_EXERCISE:_
Reproduce each line of the material exactly, minus any picture.

[Dataset entries on figures]

· · · ·

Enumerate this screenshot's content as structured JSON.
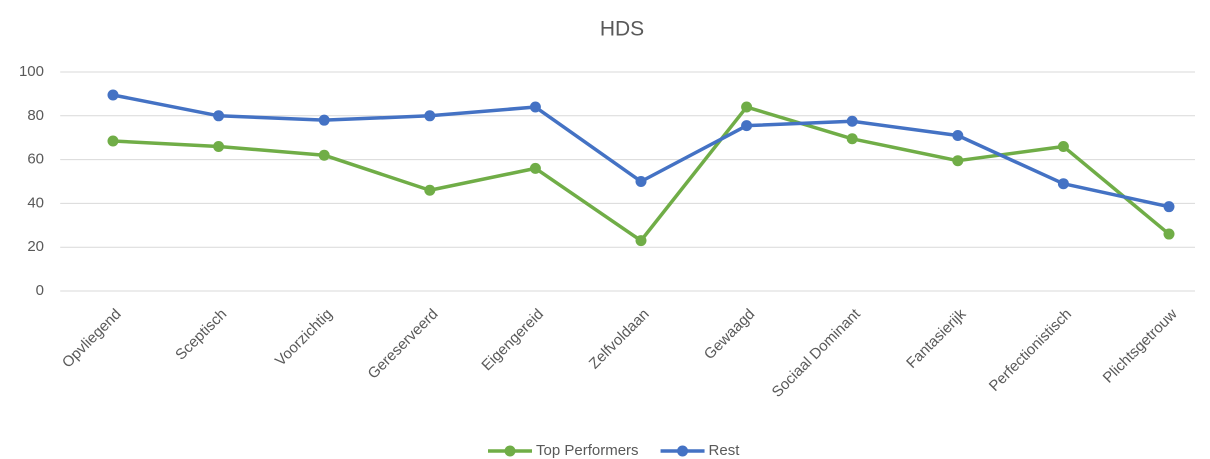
{
  "chart_data": {
    "type": "line",
    "title": "HDS",
    "categories": [
      "Opvliegend",
      "Sceptisch",
      "Voorzichtig",
      "Gereserveerd",
      "Eigengereid",
      "Zelfvoldaan",
      "Gewaagd",
      "Sociaal Dominant",
      "Fantasierijk",
      "Perfectionistisch",
      "Plichtsgetrouw"
    ],
    "series": [
      {
        "name": "Top Performers",
        "color": "#70ad47",
        "values": [
          68.5,
          66,
          62,
          46,
          56,
          23,
          84,
          69.5,
          59.5,
          66,
          26
        ]
      },
      {
        "name": "Rest",
        "color": "#4472c4",
        "values": [
          89.5,
          80,
          78,
          80,
          84,
          50,
          75.5,
          77.5,
          71,
          49,
          38.5
        ]
      }
    ],
    "ylim": [
      0,
      100
    ],
    "yticks": [
      0,
      20,
      40,
      60,
      80,
      100
    ],
    "grid": true,
    "legend": "bottom"
  }
}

· · · ·

_THE OUTPUT:_
Enumerate this screenshot's content as structured JSON.
{
  "chart_data": {
    "type": "line",
    "title": "HDS",
    "categories": [
      "Opvliegend",
      "Sceptisch",
      "Voorzichtig",
      "Gereserveerd",
      "Eigengereid",
      "Zelfvoldaan",
      "Gewaagd",
      "Sociaal Dominant",
      "Fantasierijk",
      "Perfectionistisch",
      "Plichtsgetrouw"
    ],
    "series": [
      {
        "name": "Top Performers",
        "color": "#70ad47",
        "values": [
          68.5,
          66,
          62,
          46,
          56,
          23,
          84,
          69.5,
          59.5,
          66,
          26
        ]
      },
      {
        "name": "Rest",
        "color": "#4472c4",
        "values": [
          89.5,
          80,
          78,
          80,
          84,
          50,
          75.5,
          77.5,
          71,
          49,
          38.5
        ]
      }
    ],
    "ylim": [
      0,
      100
    ],
    "yticks": [
      0,
      20,
      40,
      60,
      80,
      100
    ],
    "grid": true,
    "legend": "bottom"
  }
}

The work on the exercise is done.